__INPUT ROWS__:
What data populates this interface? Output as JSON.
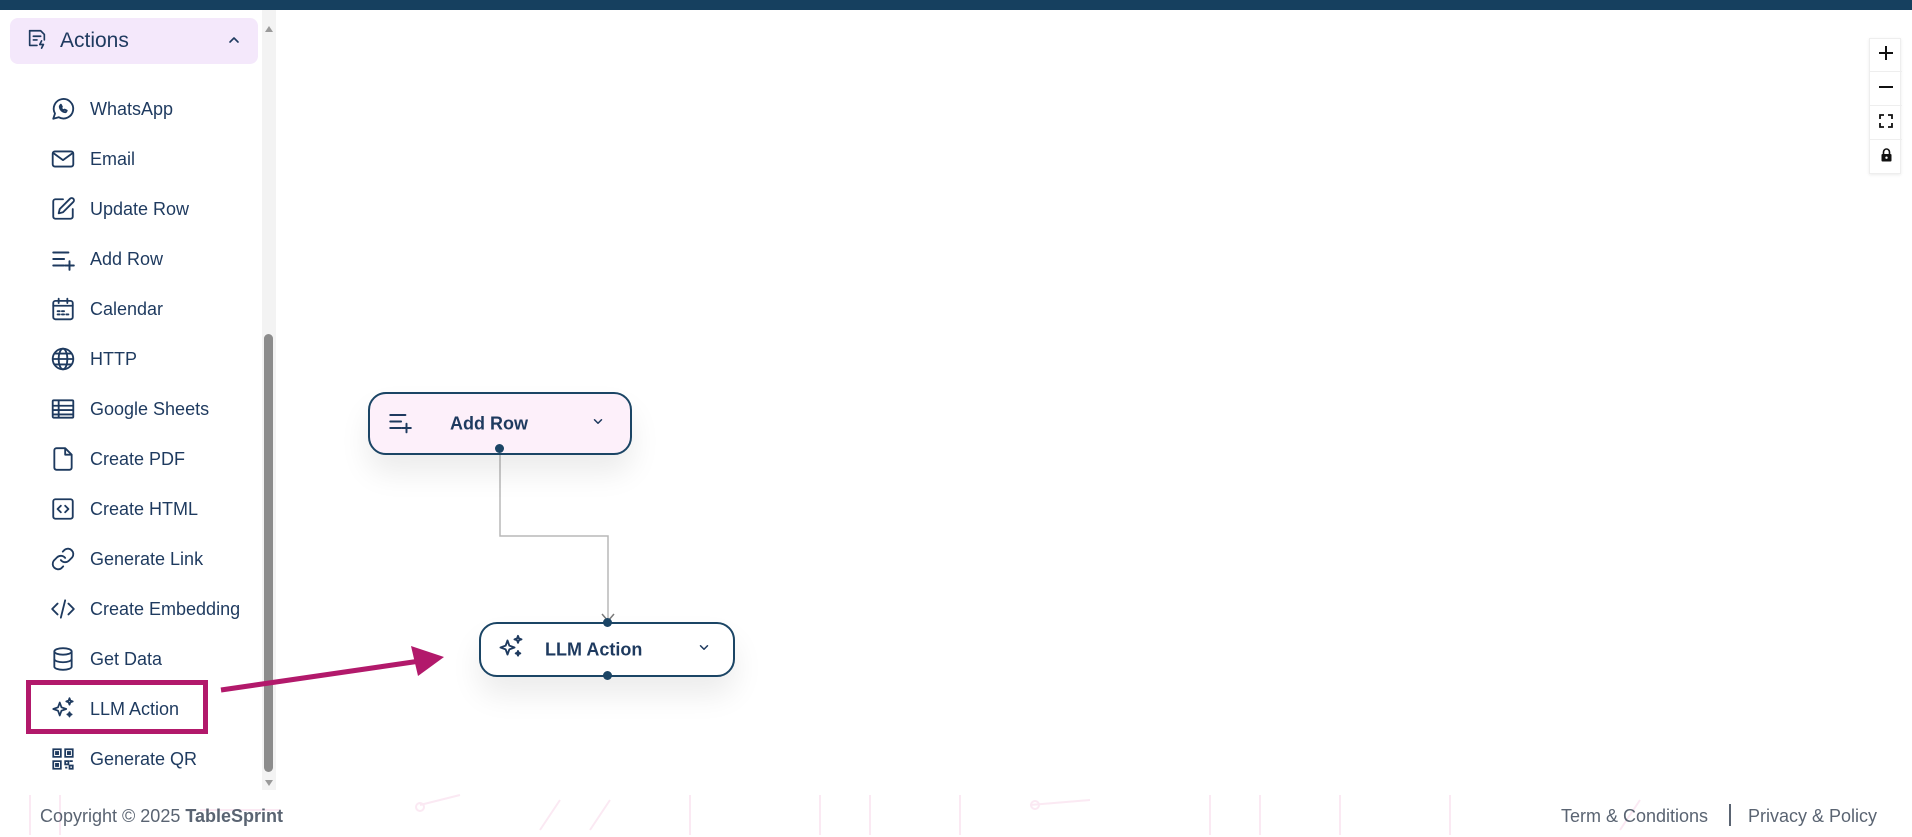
{
  "sidebar": {
    "section_title": "Actions",
    "items": [
      {
        "label": "WhatsApp",
        "icon": "whatsapp-icon"
      },
      {
        "label": "Email",
        "icon": "mail-icon"
      },
      {
        "label": "Update Row",
        "icon": "edit-icon"
      },
      {
        "label": "Add Row",
        "icon": "add-row-icon"
      },
      {
        "label": "Calendar",
        "icon": "calendar-icon"
      },
      {
        "label": "HTTP",
        "icon": "globe-icon"
      },
      {
        "label": "Google Sheets",
        "icon": "sheet-icon"
      },
      {
        "label": "Create PDF",
        "icon": "file-icon"
      },
      {
        "label": "Create HTML",
        "icon": "code-square-icon"
      },
      {
        "label": "Generate Link",
        "icon": "link-icon"
      },
      {
        "label": "Create Embedding",
        "icon": "code-icon"
      },
      {
        "label": "Get Data",
        "icon": "database-icon"
      },
      {
        "label": "LLM Action",
        "icon": "sparkles-icon"
      },
      {
        "label": "Generate QR",
        "icon": "qr-code-icon"
      }
    ],
    "highlighted_item": "LLM Action"
  },
  "canvas": {
    "nodes": [
      {
        "label": "Add Row",
        "icon": "add-row-icon"
      },
      {
        "label": "LLM Action",
        "icon": "sparkles-icon"
      }
    ]
  },
  "zoom_controls": [
    "plus-icon",
    "minus-icon",
    "fit-view-icon",
    "lock-icon"
  ],
  "footer": {
    "copyright_prefix": "Copyright © 2025 ",
    "brand": "TableSprint",
    "terms": "Term & Conditions",
    "privacy": "Privacy & Policy"
  },
  "colors": {
    "top_bar": "#16405f",
    "accent_highlight": "#b2196b",
    "text_primary": "#1e3a5f",
    "section_bg": "#f4e8fb",
    "node_bg_add_row": "#fdf0fa"
  }
}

__GOAL__:
Any pictures should be dropped; transcribe the rest of the records above exactly.

__EXPECTED OUTPUT__:
What data populates this interface? Output as JSON.
{
  "sidebar": {
    "section_title": "Actions",
    "items": [
      {
        "label": "WhatsApp",
        "icon": "whatsapp-icon"
      },
      {
        "label": "Email",
        "icon": "mail-icon"
      },
      {
        "label": "Update Row",
        "icon": "edit-icon"
      },
      {
        "label": "Add Row",
        "icon": "add-row-icon"
      },
      {
        "label": "Calendar",
        "icon": "calendar-icon"
      },
      {
        "label": "HTTP",
        "icon": "globe-icon"
      },
      {
        "label": "Google Sheets",
        "icon": "sheet-icon"
      },
      {
        "label": "Create PDF",
        "icon": "file-icon"
      },
      {
        "label": "Create HTML",
        "icon": "code-square-icon"
      },
      {
        "label": "Generate Link",
        "icon": "link-icon"
      },
      {
        "label": "Create Embedding",
        "icon": "code-icon"
      },
      {
        "label": "Get Data",
        "icon": "database-icon"
      },
      {
        "label": "LLM Action",
        "icon": "sparkles-icon"
      },
      {
        "label": "Generate QR",
        "icon": "qr-code-icon"
      }
    ],
    "highlighted_item": "LLM Action"
  },
  "canvas": {
    "nodes": [
      {
        "label": "Add Row",
        "icon": "add-row-icon"
      },
      {
        "label": "LLM Action",
        "icon": "sparkles-icon"
      }
    ]
  },
  "zoom_controls": [
    "plus-icon",
    "minus-icon",
    "fit-view-icon",
    "lock-icon"
  ],
  "footer": {
    "copyright_prefix": "Copyright © 2025 ",
    "brand": "TableSprint",
    "terms": "Term & Conditions",
    "privacy": "Privacy & Policy"
  },
  "colors": {
    "top_bar": "#16405f",
    "accent_highlight": "#b2196b",
    "text_primary": "#1e3a5f",
    "section_bg": "#f4e8fb",
    "node_bg_add_row": "#fdf0fa"
  }
}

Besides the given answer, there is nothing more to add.